_Exercise prompt_
State how many lines in these records contain the word "博彩經營業務", and nothing else.

-- Start of Material shown --

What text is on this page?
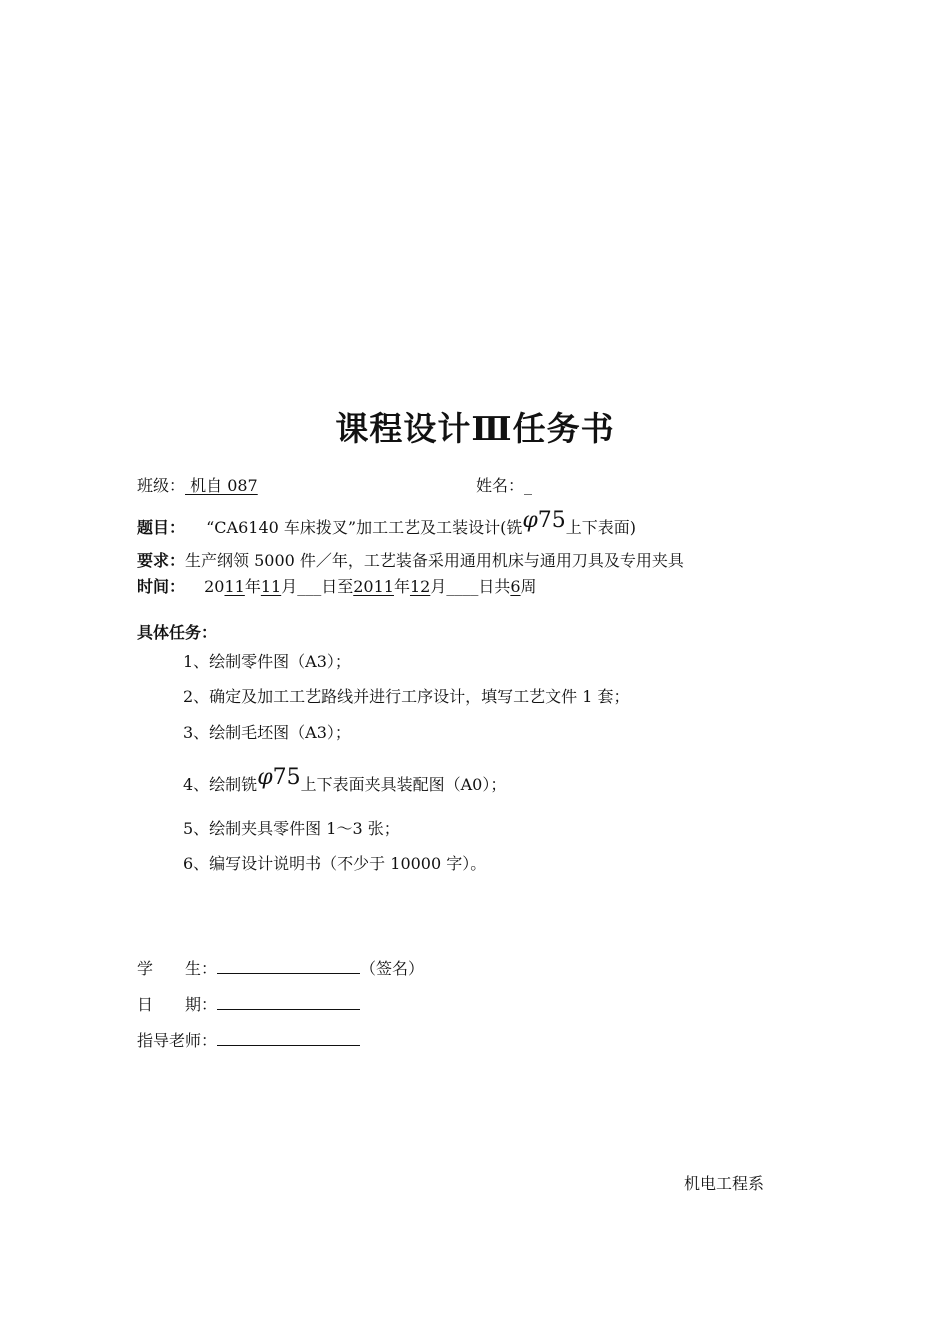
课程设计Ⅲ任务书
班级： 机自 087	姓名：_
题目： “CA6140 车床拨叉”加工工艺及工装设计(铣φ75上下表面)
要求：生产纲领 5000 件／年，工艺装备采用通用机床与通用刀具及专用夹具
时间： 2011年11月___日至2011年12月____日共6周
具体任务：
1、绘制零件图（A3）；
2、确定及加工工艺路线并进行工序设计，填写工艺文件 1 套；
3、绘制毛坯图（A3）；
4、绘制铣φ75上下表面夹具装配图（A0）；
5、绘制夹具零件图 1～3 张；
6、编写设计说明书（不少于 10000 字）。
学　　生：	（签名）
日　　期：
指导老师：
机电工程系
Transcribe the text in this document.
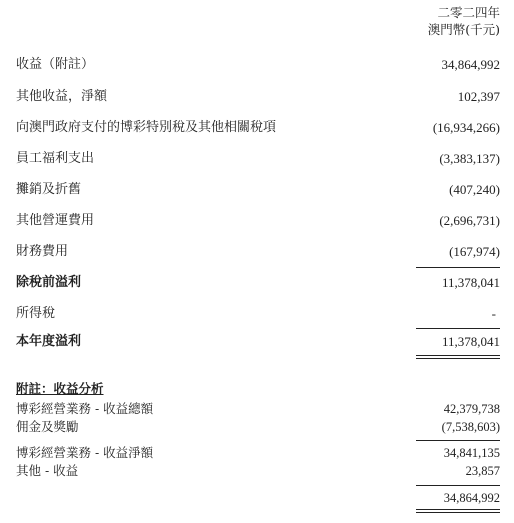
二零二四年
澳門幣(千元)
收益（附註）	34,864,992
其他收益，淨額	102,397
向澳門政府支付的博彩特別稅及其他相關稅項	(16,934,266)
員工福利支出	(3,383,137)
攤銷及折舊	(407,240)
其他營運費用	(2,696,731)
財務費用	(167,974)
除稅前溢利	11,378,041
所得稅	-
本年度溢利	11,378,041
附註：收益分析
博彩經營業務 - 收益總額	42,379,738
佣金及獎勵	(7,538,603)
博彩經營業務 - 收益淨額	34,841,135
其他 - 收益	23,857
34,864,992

-- End of Material shown --

_Solution to this exercise_
2